# Requirement
Look through the listing below and give the number of lines that hold "PATIL". Say nothing more.
****************************************
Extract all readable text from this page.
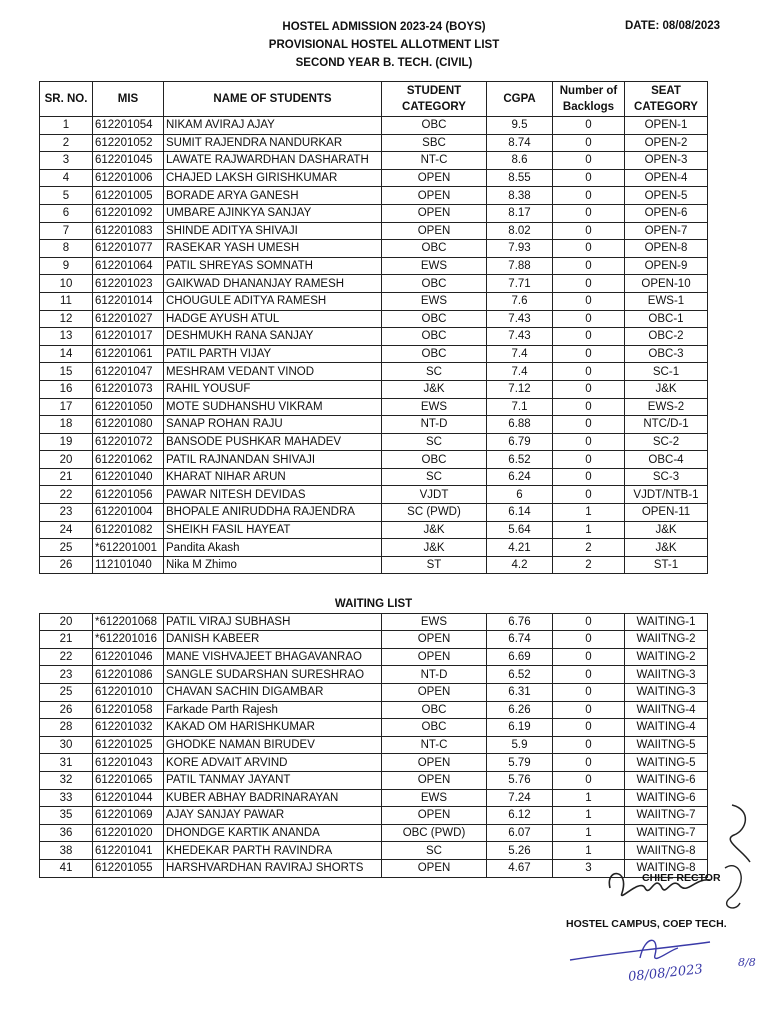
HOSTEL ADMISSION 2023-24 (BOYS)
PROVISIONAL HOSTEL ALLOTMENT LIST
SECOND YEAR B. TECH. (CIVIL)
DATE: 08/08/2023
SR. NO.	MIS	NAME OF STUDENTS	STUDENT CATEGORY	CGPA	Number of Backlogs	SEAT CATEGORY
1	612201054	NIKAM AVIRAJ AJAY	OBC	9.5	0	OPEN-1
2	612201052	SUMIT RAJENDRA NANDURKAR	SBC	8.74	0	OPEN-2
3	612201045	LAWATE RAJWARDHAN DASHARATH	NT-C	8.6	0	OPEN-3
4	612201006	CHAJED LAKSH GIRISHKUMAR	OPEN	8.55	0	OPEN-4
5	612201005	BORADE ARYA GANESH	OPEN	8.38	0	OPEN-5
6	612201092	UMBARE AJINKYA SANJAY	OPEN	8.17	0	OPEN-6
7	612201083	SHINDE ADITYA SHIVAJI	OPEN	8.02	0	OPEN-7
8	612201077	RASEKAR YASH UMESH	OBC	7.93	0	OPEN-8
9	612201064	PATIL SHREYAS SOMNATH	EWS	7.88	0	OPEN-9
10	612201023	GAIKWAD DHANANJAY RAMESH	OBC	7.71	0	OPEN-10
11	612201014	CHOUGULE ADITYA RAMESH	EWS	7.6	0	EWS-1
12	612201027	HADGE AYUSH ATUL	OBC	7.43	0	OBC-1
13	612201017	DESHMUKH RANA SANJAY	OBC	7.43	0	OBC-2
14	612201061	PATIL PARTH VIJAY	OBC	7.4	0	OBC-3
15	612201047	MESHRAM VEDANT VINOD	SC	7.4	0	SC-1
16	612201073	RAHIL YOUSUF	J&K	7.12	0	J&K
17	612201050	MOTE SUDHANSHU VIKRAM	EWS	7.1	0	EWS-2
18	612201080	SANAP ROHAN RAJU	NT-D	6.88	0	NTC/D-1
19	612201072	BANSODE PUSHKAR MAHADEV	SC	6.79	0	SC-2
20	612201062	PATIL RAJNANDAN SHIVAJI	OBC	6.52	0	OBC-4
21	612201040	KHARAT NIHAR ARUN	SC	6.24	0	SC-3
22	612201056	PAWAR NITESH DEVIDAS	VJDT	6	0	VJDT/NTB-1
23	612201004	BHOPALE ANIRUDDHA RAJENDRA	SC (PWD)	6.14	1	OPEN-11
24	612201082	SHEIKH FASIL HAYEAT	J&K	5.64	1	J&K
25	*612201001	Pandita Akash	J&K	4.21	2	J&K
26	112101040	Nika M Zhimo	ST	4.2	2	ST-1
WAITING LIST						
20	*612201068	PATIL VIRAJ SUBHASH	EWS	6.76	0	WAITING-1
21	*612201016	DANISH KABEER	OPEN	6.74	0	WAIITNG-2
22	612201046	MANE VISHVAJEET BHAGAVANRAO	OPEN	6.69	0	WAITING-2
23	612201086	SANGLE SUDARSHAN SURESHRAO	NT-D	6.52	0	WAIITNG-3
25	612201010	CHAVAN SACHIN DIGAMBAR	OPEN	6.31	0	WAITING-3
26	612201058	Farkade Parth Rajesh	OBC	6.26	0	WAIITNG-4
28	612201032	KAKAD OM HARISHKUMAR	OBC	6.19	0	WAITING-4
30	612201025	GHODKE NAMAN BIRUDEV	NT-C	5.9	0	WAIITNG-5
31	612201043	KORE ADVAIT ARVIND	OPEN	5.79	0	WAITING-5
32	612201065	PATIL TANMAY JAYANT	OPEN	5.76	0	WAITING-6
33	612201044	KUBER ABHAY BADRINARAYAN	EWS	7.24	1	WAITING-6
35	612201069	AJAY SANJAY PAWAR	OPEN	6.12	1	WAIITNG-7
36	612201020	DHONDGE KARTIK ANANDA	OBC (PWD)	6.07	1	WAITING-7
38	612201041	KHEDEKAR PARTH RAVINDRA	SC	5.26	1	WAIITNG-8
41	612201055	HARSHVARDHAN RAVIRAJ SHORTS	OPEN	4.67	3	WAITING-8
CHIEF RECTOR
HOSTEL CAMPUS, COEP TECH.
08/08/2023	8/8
****************************************
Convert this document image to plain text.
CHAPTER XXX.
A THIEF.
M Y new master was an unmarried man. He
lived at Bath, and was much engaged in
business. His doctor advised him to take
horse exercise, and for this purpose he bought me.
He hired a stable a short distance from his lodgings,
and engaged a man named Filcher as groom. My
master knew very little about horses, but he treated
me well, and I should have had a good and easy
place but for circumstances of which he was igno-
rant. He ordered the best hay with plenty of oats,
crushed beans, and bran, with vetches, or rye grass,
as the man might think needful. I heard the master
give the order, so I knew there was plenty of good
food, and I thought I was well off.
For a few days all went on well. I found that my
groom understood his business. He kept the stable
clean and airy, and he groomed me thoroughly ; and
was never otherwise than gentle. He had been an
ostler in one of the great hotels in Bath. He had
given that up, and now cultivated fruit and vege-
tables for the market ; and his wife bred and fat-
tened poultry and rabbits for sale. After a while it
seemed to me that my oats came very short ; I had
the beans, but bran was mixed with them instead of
****************************************
# The result
5